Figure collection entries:
------------

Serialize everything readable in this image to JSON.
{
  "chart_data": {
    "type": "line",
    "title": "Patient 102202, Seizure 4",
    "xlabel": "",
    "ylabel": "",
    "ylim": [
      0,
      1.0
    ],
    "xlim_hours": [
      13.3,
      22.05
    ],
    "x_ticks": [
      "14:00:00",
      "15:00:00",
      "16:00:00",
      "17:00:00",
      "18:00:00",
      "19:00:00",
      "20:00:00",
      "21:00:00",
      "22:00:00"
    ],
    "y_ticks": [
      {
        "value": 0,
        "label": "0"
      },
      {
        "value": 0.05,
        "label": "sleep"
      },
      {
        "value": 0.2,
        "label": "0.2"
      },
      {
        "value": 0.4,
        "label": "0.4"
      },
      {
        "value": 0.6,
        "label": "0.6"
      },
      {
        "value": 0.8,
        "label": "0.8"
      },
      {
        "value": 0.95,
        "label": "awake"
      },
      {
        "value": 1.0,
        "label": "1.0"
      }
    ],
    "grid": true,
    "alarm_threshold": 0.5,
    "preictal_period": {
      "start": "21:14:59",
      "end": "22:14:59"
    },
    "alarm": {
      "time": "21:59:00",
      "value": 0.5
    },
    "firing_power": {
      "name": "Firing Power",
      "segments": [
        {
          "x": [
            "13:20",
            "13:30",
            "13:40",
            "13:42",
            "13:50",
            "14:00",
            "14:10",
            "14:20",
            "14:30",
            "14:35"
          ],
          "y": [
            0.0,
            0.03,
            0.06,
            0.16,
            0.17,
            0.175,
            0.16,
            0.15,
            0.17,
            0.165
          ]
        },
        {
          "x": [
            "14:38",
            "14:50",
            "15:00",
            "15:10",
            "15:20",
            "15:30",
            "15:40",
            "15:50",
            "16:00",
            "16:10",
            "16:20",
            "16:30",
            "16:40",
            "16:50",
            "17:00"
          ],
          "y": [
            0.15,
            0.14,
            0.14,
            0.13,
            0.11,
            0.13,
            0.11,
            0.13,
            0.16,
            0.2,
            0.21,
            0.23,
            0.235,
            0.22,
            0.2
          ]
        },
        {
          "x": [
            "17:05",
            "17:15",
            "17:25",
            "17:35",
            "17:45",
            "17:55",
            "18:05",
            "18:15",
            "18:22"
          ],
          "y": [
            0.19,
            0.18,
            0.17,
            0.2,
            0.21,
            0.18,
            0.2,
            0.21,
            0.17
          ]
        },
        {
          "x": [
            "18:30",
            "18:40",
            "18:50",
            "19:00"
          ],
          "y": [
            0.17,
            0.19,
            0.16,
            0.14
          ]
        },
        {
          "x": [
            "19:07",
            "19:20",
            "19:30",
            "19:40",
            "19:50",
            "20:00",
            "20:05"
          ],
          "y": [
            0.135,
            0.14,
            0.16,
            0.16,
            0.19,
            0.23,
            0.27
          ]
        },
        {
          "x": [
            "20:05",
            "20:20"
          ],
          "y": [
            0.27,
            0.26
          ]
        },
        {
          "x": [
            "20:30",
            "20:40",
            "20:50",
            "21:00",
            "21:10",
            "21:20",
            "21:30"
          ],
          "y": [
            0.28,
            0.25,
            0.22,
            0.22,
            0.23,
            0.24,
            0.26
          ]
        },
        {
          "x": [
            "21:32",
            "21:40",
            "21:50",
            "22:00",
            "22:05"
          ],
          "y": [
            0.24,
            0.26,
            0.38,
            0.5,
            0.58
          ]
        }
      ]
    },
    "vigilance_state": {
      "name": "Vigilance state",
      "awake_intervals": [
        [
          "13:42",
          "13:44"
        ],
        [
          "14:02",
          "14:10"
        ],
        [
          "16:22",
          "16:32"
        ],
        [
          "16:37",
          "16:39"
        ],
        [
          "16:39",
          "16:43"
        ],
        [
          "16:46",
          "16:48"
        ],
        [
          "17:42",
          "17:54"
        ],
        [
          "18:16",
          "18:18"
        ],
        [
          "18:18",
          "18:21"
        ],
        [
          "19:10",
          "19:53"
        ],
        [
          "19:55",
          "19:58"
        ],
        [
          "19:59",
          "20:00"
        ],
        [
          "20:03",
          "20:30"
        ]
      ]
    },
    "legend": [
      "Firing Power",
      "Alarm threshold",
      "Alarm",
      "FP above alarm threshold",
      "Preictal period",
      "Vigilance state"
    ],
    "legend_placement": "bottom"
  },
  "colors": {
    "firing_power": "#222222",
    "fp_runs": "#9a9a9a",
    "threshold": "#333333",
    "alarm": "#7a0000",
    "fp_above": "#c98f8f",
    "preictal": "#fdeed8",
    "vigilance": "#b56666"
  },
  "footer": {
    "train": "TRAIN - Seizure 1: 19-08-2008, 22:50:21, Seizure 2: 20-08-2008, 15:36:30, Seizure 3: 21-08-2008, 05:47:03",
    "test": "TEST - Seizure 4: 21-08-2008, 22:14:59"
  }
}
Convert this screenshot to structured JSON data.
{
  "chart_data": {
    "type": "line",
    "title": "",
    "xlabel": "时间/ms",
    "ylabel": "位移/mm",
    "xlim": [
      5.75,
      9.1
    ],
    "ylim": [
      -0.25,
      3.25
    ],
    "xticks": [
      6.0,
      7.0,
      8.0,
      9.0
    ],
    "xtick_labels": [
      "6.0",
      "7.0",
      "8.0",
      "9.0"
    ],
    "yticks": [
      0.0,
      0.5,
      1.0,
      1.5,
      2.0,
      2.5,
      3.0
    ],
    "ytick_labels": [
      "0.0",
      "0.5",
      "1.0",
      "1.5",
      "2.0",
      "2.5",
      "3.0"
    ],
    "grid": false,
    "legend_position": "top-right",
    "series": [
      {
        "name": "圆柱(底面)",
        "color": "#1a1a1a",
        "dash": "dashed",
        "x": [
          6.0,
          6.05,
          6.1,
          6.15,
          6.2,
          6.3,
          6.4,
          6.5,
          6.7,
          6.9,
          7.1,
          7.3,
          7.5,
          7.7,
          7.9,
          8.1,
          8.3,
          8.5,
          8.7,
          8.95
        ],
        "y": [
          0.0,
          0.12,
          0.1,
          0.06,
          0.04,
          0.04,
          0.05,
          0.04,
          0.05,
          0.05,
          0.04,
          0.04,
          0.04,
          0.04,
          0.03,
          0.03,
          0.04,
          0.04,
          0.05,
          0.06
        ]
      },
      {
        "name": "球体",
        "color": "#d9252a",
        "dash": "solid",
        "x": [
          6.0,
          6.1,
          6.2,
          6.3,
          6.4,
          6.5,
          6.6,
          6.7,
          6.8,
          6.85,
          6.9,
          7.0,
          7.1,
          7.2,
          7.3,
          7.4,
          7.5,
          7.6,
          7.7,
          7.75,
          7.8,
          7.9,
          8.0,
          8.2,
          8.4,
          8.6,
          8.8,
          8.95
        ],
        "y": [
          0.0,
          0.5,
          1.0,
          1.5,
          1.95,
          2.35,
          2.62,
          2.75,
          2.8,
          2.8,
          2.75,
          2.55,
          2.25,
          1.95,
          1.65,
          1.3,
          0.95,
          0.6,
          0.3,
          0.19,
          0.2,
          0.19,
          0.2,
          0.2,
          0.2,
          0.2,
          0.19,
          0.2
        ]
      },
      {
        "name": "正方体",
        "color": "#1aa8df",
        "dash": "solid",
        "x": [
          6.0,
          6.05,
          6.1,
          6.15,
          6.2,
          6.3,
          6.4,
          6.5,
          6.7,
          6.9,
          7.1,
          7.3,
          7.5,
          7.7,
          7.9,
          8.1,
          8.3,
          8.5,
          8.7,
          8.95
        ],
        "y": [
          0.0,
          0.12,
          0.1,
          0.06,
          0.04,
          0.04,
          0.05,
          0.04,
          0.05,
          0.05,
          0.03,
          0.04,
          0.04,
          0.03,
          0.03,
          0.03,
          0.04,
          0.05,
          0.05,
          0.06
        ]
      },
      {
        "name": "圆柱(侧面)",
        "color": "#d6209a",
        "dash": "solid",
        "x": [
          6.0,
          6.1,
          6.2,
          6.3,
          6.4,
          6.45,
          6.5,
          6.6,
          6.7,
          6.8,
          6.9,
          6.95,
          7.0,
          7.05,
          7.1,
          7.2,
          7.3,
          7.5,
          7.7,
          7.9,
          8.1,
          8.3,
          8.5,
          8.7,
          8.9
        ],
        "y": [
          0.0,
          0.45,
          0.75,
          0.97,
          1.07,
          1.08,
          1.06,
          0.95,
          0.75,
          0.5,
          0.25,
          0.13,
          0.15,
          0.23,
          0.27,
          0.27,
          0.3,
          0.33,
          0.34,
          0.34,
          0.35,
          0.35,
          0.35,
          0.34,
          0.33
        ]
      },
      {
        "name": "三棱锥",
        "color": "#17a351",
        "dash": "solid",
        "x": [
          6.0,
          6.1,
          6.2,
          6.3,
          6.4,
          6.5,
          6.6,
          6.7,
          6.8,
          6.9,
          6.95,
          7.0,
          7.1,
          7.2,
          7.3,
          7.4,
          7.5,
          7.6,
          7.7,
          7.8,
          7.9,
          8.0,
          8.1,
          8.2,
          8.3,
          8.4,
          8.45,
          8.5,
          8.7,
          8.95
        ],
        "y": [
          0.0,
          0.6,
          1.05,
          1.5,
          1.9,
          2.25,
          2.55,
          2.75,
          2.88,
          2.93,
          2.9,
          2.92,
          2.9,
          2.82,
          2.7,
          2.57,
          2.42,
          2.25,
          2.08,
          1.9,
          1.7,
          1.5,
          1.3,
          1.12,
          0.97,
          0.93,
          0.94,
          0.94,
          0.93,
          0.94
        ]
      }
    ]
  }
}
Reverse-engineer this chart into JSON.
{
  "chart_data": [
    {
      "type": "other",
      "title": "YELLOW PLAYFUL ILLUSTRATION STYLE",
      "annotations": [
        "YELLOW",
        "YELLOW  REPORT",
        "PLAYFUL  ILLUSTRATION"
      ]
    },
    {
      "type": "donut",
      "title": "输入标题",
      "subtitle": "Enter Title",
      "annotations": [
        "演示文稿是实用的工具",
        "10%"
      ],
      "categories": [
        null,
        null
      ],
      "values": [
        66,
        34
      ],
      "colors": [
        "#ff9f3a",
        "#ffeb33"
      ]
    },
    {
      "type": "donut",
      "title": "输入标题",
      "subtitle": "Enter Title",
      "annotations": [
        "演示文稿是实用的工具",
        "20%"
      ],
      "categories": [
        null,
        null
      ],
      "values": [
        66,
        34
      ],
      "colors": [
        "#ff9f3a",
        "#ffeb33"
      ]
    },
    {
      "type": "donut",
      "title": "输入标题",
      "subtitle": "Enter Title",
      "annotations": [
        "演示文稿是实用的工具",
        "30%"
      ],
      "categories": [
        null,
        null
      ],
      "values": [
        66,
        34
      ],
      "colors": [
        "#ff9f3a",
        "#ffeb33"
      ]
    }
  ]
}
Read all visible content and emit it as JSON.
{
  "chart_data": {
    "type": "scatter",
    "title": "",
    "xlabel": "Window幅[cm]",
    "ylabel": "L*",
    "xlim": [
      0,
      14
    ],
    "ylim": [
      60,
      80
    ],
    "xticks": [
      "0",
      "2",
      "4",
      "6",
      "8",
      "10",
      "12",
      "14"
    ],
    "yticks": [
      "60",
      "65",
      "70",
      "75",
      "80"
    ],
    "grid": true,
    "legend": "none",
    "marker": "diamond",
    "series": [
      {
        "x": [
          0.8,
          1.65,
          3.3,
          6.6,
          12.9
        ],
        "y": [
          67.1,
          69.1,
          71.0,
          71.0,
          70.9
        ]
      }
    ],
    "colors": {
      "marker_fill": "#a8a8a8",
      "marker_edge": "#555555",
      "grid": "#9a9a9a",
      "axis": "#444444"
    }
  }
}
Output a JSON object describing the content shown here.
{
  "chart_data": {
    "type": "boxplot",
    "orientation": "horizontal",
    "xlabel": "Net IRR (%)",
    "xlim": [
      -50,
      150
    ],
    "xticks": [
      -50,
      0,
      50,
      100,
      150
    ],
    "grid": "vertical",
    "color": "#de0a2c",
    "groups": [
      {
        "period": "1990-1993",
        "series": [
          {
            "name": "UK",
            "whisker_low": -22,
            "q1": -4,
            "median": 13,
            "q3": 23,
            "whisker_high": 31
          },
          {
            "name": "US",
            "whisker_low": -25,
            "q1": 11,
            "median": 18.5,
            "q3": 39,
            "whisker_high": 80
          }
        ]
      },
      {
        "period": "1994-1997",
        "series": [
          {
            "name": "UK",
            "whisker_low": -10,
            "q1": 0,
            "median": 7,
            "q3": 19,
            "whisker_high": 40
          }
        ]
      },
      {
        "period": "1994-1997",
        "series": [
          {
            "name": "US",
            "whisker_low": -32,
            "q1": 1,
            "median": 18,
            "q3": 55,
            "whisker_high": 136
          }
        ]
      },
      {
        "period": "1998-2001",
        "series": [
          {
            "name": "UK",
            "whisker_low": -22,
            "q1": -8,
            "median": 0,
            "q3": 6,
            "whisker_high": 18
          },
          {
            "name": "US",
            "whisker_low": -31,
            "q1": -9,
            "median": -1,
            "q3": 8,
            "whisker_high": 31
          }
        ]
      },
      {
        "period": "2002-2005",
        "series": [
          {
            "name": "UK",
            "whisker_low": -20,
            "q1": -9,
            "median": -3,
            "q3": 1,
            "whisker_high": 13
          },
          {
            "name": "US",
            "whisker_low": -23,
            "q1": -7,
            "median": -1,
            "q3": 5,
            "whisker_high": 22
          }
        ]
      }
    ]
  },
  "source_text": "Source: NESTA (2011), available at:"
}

------------

Note every line above where the string "Seizure" shows up, and copy those lines.

Written solution:
    "title": "Patient 102202, Seizure 4",
    "train": "TRAIN - Seizure 1: 19-08-2008, 22:50:21, Seizure 2: 20-08-2008, 15:36:30, Seizure 3: 21-08-2008, 05:47:03",
    "test": "TEST - Seizure 4: 21-08-2008, 22:14:59"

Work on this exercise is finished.